▶ EXERCISE INSTRUCTIONS
Copy all the material below, exactly as it stands.

▶ INPUT MATERIAL

┌────────

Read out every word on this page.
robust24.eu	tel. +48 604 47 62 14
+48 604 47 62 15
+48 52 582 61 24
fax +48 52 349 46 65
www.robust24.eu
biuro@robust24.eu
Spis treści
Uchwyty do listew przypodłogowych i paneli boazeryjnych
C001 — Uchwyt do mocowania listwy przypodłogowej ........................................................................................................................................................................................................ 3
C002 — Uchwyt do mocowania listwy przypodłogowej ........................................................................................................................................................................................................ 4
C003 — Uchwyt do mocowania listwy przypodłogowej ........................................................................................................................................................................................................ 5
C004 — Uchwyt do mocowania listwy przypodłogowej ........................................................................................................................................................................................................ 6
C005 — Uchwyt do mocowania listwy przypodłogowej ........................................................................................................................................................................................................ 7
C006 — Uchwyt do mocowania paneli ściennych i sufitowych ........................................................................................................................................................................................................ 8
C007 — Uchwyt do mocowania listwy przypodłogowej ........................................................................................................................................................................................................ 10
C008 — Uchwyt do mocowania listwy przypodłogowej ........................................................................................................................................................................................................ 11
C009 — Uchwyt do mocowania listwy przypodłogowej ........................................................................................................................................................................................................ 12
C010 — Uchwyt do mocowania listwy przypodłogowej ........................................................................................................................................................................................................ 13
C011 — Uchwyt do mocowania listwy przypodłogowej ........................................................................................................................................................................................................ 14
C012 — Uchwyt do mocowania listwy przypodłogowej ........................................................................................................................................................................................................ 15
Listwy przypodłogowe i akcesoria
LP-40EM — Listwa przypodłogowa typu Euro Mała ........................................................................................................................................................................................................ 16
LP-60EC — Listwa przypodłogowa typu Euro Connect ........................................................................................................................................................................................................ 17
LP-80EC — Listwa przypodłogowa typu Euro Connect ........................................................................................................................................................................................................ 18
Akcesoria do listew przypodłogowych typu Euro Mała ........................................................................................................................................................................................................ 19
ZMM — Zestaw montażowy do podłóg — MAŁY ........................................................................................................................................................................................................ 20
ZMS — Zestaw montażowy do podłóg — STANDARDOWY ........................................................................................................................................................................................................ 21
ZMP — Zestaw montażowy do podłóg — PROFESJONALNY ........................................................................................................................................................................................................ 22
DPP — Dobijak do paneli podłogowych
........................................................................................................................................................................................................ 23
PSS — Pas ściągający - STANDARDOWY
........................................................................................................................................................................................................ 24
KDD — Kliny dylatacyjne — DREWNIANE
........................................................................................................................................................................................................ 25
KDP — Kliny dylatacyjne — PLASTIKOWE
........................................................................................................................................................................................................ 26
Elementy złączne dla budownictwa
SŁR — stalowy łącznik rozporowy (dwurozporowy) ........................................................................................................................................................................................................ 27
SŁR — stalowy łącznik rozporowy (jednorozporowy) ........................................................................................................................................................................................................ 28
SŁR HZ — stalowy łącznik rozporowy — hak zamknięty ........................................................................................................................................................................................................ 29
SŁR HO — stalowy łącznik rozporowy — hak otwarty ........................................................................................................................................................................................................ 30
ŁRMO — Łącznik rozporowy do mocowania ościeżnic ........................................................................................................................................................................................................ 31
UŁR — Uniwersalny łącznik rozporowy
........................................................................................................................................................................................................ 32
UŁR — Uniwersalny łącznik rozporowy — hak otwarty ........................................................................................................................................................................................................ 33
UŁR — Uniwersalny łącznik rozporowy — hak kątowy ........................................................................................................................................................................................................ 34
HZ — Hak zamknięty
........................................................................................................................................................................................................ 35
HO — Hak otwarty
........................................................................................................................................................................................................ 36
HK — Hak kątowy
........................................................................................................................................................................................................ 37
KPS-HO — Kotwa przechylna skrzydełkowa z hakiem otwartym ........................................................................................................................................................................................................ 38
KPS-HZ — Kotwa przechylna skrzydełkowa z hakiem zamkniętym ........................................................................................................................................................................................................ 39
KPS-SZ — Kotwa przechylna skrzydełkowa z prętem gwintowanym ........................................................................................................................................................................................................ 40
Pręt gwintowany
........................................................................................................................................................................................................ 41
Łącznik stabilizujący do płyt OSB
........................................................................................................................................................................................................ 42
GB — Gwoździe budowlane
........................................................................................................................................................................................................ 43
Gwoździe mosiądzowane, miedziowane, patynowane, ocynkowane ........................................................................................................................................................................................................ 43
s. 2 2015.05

└────────

▶ TASK SOLUTION
Read out every word on this page.
robust24.eu	tel. +48 604 47 62 14
+48 604 47 62 15
+48 52 582 61 24
fax +48 52 349 46 65
www.robust24.eu
biuro@robust24.eu
Spis treści
Uchwyty do listew przypodłogowych i paneli boazeryjnych
C001 — Uchwyt do mocowania listwy przypodłogowej ........................................................................................................................................................................................................ 3
C002 — Uchwyt do mocowania listwy przypodłogowej ........................................................................................................................................................................................................ 4
C003 — Uchwyt do mocowania listwy przypodłogowej ........................................................................................................................................................................................................ 5
C004 — Uchwyt do mocowania listwy przypodłogowej ........................................................................................................................................................................................................ 6
C005 — Uchwyt do mocowania listwy przypodłogowej ........................................................................................................................................................................................................ 7
C006 — Uchwyt do mocowania paneli ściennych i sufitowych ........................................................................................................................................................................................................ 8
C007 — Uchwyt do mocowania listwy przypodłogowej ........................................................................................................................................................................................................ 10
C008 — Uchwyt do mocowania listwy przypodłogowej ........................................................................................................................................................................................................ 11
C009 — Uchwyt do mocowania listwy przypodłogowej ........................................................................................................................................................................................................ 12
C010 — Uchwyt do mocowania listwy przypodłogowej ........................................................................................................................................................................................................ 13
C011 — Uchwyt do mocowania listwy przypodłogowej ........................................................................................................................................................................................................ 14
C012 — Uchwyt do mocowania listwy przypodłogowej ........................................................................................................................................................................................................ 15
Listwy przypodłogowe i akcesoria
LP-40EM — Listwa przypodłogowa typu Euro Mała ........................................................................................................................................................................................................ 16
LP-60EC — Listwa przypodłogowa typu Euro Connect ........................................................................................................................................................................................................ 17
LP-80EC — Listwa przypodłogowa typu Euro Connect ........................................................................................................................................................................................................ 18
Akcesoria do listew przypodłogowych typu Euro Mała ........................................................................................................................................................................................................ 19
ZMM — Zestaw montażowy do podłóg — MAŁY ........................................................................................................................................................................................................ 20
ZMS — Zestaw montażowy do podłóg — STANDARDOWY ........................................................................................................................................................................................................ 21
ZMP — Zestaw montażowy do podłóg — PROFESJONALNY ........................................................................................................................................................................................................ 22
DPP — Dobijak do paneli podłogowych
........................................................................................................................................................................................................ 23
PSS — Pas ściągający - STANDARDOWY
........................................................................................................................................................................................................ 24
KDD — Kliny dylatacyjne — DREWNIANE
........................................................................................................................................................................................................ 25
KDP — Kliny dylatacyjne — PLASTIKOWE
........................................................................................................................................................................................................ 26
Elementy złączne dla budownictwa
SŁR — stalowy łącznik rozporowy (dwurozporowy) ........................................................................................................................................................................................................ 27
SŁR — stalowy łącznik rozporowy (jednorozporowy) ........................................................................................................................................................................................................ 28
SŁR HZ — stalowy łącznik rozporowy — hak zamknięty ........................................................................................................................................................................................................ 29
SŁR HO — stalowy łącznik rozporowy — hak otwarty ........................................................................................................................................................................................................ 30
ŁRMO — Łącznik rozporowy do mocowania ościeżnic ........................................................................................................................................................................................................ 31
UŁR — Uniwersalny łącznik rozporowy
........................................................................................................................................................................................................ 32
UŁR — Uniwersalny łącznik rozporowy — hak otwarty ........................................................................................................................................................................................................ 33
UŁR — Uniwersalny łącznik rozporowy — hak kątowy ........................................................................................................................................................................................................ 34
HZ — Hak zamknięty
........................................................................................................................................................................................................ 35
HO — Hak otwarty
........................................................................................................................................................................................................ 36
HK — Hak kątowy
........................................................................................................................................................................................................ 37
KPS-HO — Kotwa przechylna skrzydełkowa z hakiem otwartym ........................................................................................................................................................................................................ 38
KPS-HZ — Kotwa przechylna skrzydełkowa z hakiem zamkniętym ........................................................................................................................................................................................................ 39
KPS-SZ — Kotwa przechylna skrzydełkowa z prętem gwintowanym ........................................................................................................................................................................................................ 40
Pręt gwintowany
........................................................................................................................................................................................................ 41
Łącznik stabilizujący do płyt OSB
........................................................................................................................................................................................................ 42
GB — Gwoździe budowlane
........................................................................................................................................................................................................ 43
Gwoździe mosiądzowane, miedziowane, patynowane, ocynkowane ........................................................................................................................................................................................................ 43
s. 2 2015.05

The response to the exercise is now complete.